((
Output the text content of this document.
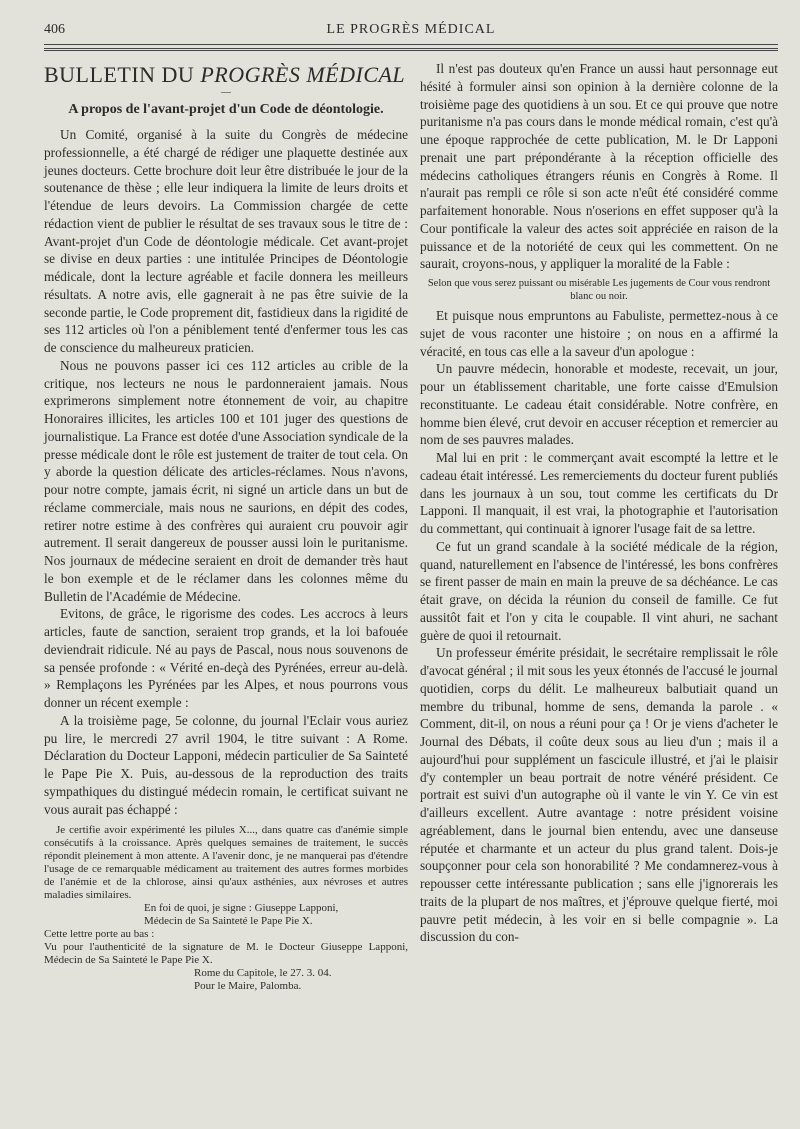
406	LE PROGRÈS MÉDICAL

BULLETIN DU PROGRÈS MÉDICAL

—

A propos de l'avant-projet d'un Code de déontologie.

Un Comité, organisé à la suite du Congrès de médecine professionnelle, a été chargé de rédiger une plaquette destinée aux jeunes docteurs. Cette brochure doit leur être distribuée le jour de la soutenance de thèse ; elle leur indiquera la limite de leurs droits et l'étendue de leurs devoirs. La Commission chargée de cette rédaction vient de publier le résultat de ses travaux sous le titre de : Avant-projet d'un Code de déontologie médicale. Cet avant-projet se divise en deux parties : une intitulée Principes de Déontologie médicale, dont la lecture agréable et facile donnera les meilleurs résultats. A notre avis, elle gagnerait à ne pas être suivie de la seconde partie, le Code proprement dit, fastidieux dans la rigidité de ses 112 articles où l'on a péniblement tenté d'enfermer tous les cas de conscience du malheureux praticien.

Nous ne pouvons passer ici ces 112 articles au crible de la critique, nos lecteurs ne nous le pardonneraient jamais. Nous exprimerons simplement notre étonnement de voir, au chapitre Honoraires illicites, les articles 100 et 101 juger des questions de journalistique. La France est dotée d'une Association syndicale de la presse médicale dont le rôle est justement de traiter de tout cela. On y aborde la question délicate des articles-réclames. Nous n'avons, pour notre compte, jamais écrit, ni signé un article dans un but de réclame commerciale, mais nous ne saurions, en dépit des codes, retirer notre estime à des confrères qui auraient cru pouvoir agir autrement. Il serait dangereux de pousser aussi loin le puritanisme. Nos journaux de médecine seraient en droit de demander très haut le bon exemple et de le réclamer dans les colonnes même du Bulletin de l'Académie de Médecine.

Evitons, de grâce, le rigorisme des codes. Les accrocs à leurs articles, faute de sanction, seraient trop grands, et la loi bafouée deviendrait ridicule. Né au pays de Pascal, nous nous souvenons de sa pensée profonde : « Vérité en-deçà des Pyrénées, erreur au-delà. » Remplaçons les Pyrénées par les Alpes, et nous pourrons vous donner un récent exemple :

A la troisième page, 5e colonne, du journal l'Eclair vous auriez pu lire, le mercredi 27 avril 1904, le titre suivant : A Rome. Déclaration du Docteur Lapponi, médecin particulier de Sa Sainteté le Pape Pie X. Puis, au-dessous de la reproduction des traits sympathiques du distingué médecin romain, le certificat suivant ne vous aurait pas échappé :

Je certifie avoir expérimenté les pilules X..., dans quatre cas d'anémie simple consécutifs à la croissance. Après quelques semaines de traitement, le succès répondit pleinement à mon attente. A l'avenir donc, je ne manquerai pas d'étendre l'usage de ce remarquable médicament au traitement des autres formes morbides de l'anémie et de la chlorose, ainsi qu'aux asthénies, aux névroses et autres maladies similaires.

En foi de quoi, je signe : Giuseppe Lapponi,

Médecin de Sa Sainteté le Pape Pie X.

Cette lettre porte au bas :

Vu pour l'authenticité de la signature de M. le Docteur Giuseppe Lapponi, Médecin de Sa Sainteté le Pape Pie X.

Rome du Capitole, le 27. 3. 04.

Pour le Maire, Palomba.

Il n'est pas douteux qu'en France un aussi haut personnage eut hésité à formuler ainsi son opinion à la dernière colonne de la troisième page des quotidiens à un sou. Et ce qui prouve que notre puritanisme n'a pas cours dans le monde médical romain, c'est qu'à une époque rapprochée de cette publication, M. le Dr Lapponi prenait une part prépondérante à la réception officielle des médecins catholiques étrangers réunis en Congrès à Rome. Il n'aurait pas rempli ce rôle si son acte n'eût été considéré comme parfaitement honorable. Nous n'oserions en effet supposer qu'à la Cour pontificale la valeur des actes soit appréciée en raison de la puissance et de la notoriété de ceux qui les commettent. On ne saurait, croyons-nous, y appliquer la moralité de la Fable :

Selon que vous serez puissant ou misérable Les jugements de Cour vous rendront blanc ou noir.

Et puisque nous empruntons au Fabuliste, permettez-nous à ce sujet de vous raconter une histoire ; on nous en a affirmé la véracité, en tous cas elle a la saveur d'un apologue :

Un pauvre médecin, honorable et modeste, recevait, un jour, pour un établissement charitable, une forte caisse d'Emulsion reconstituante. Le cadeau était considérable. Notre confrère, en homme bien élevé, crut devoir en accuser réception et remercier au nom de ses pauvres malades.

Mal lui en prit : le commerçant avait escompté la lettre et le cadeau était intéressé. Les remerciements du docteur furent publiés dans les journaux à un sou, tout comme les certificats du Dr Lapponi. Il manquait, il est vrai, la photographie et l'autorisation du commettant, qui continuait à ignorer l'usage fait de sa lettre.

Ce fut un grand scandale à la société médicale de la région, quand, naturellement en l'absence de l'intéressé, les bons confrères se firent passer de main en main la preuve de sa déchéance. Le cas était grave, on décida la réunion du conseil de famille. Ce fut aussitôt fait et l'on y cita le coupable. Il vint ahuri, ne sachant guère de quoi il retournait.

Un professeur émérite présidait, le secrétaire remplissait le rôle d'avocat général ; il mit sous les yeux étonnés de l'accusé le journal quotidien, corps du délit. Le malheureux balbutiait quand un membre du tribunal, homme de sens, demanda la parole . « Comment, dit-il, on nous a réuni pour ça ! Or je viens d'acheter le Journal des Débats, il coûte deux sous au lieu d'un ; mais il a aujourd'hui pour supplément un fascicule illustré, et j'ai le plaisir d'y contempler un beau portrait de notre vénéré président. Ce portrait est suivi d'un autographe où il vante le vin Y. Ce vin est d'ailleurs excellent. Autre avantage : notre président voisine agréablement, dans le journal bien entendu, avec une danseuse réputée et charmante et un acteur du plus grand talent. Dois-je soupçonner pour cela son honorabilité ? Me condamnerez-vous à repousser cette intéressante publication ; sans elle j'ignorerais les traits de la plupart de nos maîtres, et j'éprouve quelque fierté, moi pauvre petit médecin, à les voir en si belle compagnie ». La discussion du con-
))
Short problem:
Restate the listing above word for word, and skip the pictures.

Response to this task:
Output the text content of this document.
406	LE PROGRÈS MÉDICAL

BULLETIN DU PROGRÈS MÉDICAL

—

A propos de l'avant-projet d'un Code de déontologie.

Un Comité, organisé à la suite du Congrès de médecine professionnelle, a été chargé de rédiger une plaquette destinée aux jeunes docteurs. Cette brochure doit leur être distribuée le jour de la soutenance de thèse ; elle leur indiquera la limite de leurs droits et l'étendue de leurs devoirs. La Commission chargée de cette rédaction vient de publier le résultat de ses travaux sous le titre de : Avant-projet d'un Code de déontologie médicale. Cet avant-projet se divise en deux parties : une intitulée Principes de Déontologie médicale, dont la lecture agréable et facile donnera les meilleurs résultats. A notre avis, elle gagnerait à ne pas être suivie de la seconde partie, le Code proprement dit, fastidieux dans la rigidité de ses 112 articles où l'on a péniblement tenté d'enfermer tous les cas de conscience du malheureux praticien.

Nous ne pouvons passer ici ces 112 articles au crible de la critique, nos lecteurs ne nous le pardonneraient jamais. Nous exprimerons simplement notre étonnement de voir, au chapitre Honoraires illicites, les articles 100 et 101 juger des questions de journalistique. La France est dotée d'une Association syndicale de la presse médicale dont le rôle est justement de traiter de tout cela. On y aborde la question délicate des articles-réclames. Nous n'avons, pour notre compte, jamais écrit, ni signé un article dans un but de réclame commerciale, mais nous ne saurions, en dépit des codes, retirer notre estime à des confrères qui auraient cru pouvoir agir autrement. Il serait dangereux de pousser aussi loin le puritanisme. Nos journaux de médecine seraient en droit de demander très haut le bon exemple et de le réclamer dans les colonnes même du Bulletin de l'Académie de Médecine.

Evitons, de grâce, le rigorisme des codes. Les accrocs à leurs articles, faute de sanction, seraient trop grands, et la loi bafouée deviendrait ridicule. Né au pays de Pascal, nous nous souvenons de sa pensée profonde : « Vérité en-deçà des Pyrénées, erreur au-delà. » Remplaçons les Pyrénées par les Alpes, et nous pourrons vous donner un récent exemple :

A la troisième page, 5e colonne, du journal l'Eclair vous auriez pu lire, le mercredi 27 avril 1904, le titre suivant : A Rome. Déclaration du Docteur Lapponi, médecin particulier de Sa Sainteté le Pape Pie X. Puis, au-dessous de la reproduction des traits sympathiques du distingué médecin romain, le certificat suivant ne vous aurait pas échappé :

Je certifie avoir expérimenté les pilules X..., dans quatre cas d'anémie simple consécutifs à la croissance. Après quelques semaines de traitement, le succès répondit pleinement à mon attente. A l'avenir donc, je ne manquerai pas d'étendre l'usage de ce remarquable médicament au traitement des autres formes morbides de l'anémie et de la chlorose, ainsi qu'aux asthénies, aux névroses et autres maladies similaires.

En foi de quoi, je signe : Giuseppe Lapponi,

Médecin de Sa Sainteté le Pape Pie X.

Cette lettre porte au bas :

Vu pour l'authenticité de la signature de M. le Docteur Giuseppe Lapponi, Médecin de Sa Sainteté le Pape Pie X.

Rome du Capitole, le 27. 3. 04.

Pour le Maire, Palomba.

Il n'est pas douteux qu'en France un aussi haut personnage eut hésité à formuler ainsi son opinion à la dernière colonne de la troisième page des quotidiens à un sou. Et ce qui prouve que notre puritanisme n'a pas cours dans le monde médical romain, c'est qu'à une époque rapprochée de cette publication, M. le Dr Lapponi prenait une part prépondérante à la réception officielle des médecins catholiques étrangers réunis en Congrès à Rome. Il n'aurait pas rempli ce rôle si son acte n'eût été considéré comme parfaitement honorable. Nous n'oserions en effet supposer qu'à la Cour pontificale la valeur des actes soit appréciée en raison de la puissance et de la notoriété de ceux qui les commettent. On ne saurait, croyons-nous, y appliquer la moralité de la Fable :

Selon que vous serez puissant ou misérable Les jugements de Cour vous rendront blanc ou noir.

Et puisque nous empruntons au Fabuliste, permettez-nous à ce sujet de vous raconter une histoire ; on nous en a affirmé la véracité, en tous cas elle a la saveur d'un apologue :

Un pauvre médecin, honorable et modeste, recevait, un jour, pour un établissement charitable, une forte caisse d'Emulsion reconstituante. Le cadeau était considérable. Notre confrère, en homme bien élevé, crut devoir en accuser réception et remercier au nom de ses pauvres malades.

Mal lui en prit : le commerçant avait escompté la lettre et le cadeau était intéressé. Les remerciements du docteur furent publiés dans les journaux à un sou, tout comme les certificats du Dr Lapponi. Il manquait, il est vrai, la photographie et l'autorisation du commettant, qui continuait à ignorer l'usage fait de sa lettre.

Ce fut un grand scandale à la société médicale de la région, quand, naturellement en l'absence de l'intéressé, les bons confrères se firent passer de main en main la preuve de sa déchéance. Le cas était grave, on décida la réunion du conseil de famille. Ce fut aussitôt fait et l'on y cita le coupable. Il vint ahuri, ne sachant guère de quoi il retournait.

Un professeur émérite présidait, le secrétaire remplissait le rôle d'avocat général ; il mit sous les yeux étonnés de l'accusé le journal quotidien, corps du délit. Le malheureux balbutiait quand un membre du tribunal, homme de sens, demanda la parole . « Comment, dit-il, on nous a réuni pour ça ! Or je viens d'acheter le Journal des Débats, il coûte deux sous au lieu d'un ; mais il a aujourd'hui pour supplément un fascicule illustré, et j'ai le plaisir d'y contempler un beau portrait de notre vénéré président. Ce portrait est suivi d'un autographe où il vante le vin Y. Ce vin est d'ailleurs excellent. Autre avantage : notre président voisine agréablement, dans le journal bien entendu, avec une danseuse réputée et charmante et un acteur du plus grand talent. Dois-je soupçonner pour cela son honorabilité ? Me condamnerez-vous à repousser cette intéressante publication ; sans elle j'ignorerais les traits de la plupart de nos maîtres, et j'éprouve quelque fierté, moi pauvre petit médecin, à les voir en si belle compagnie ». La discussion du con-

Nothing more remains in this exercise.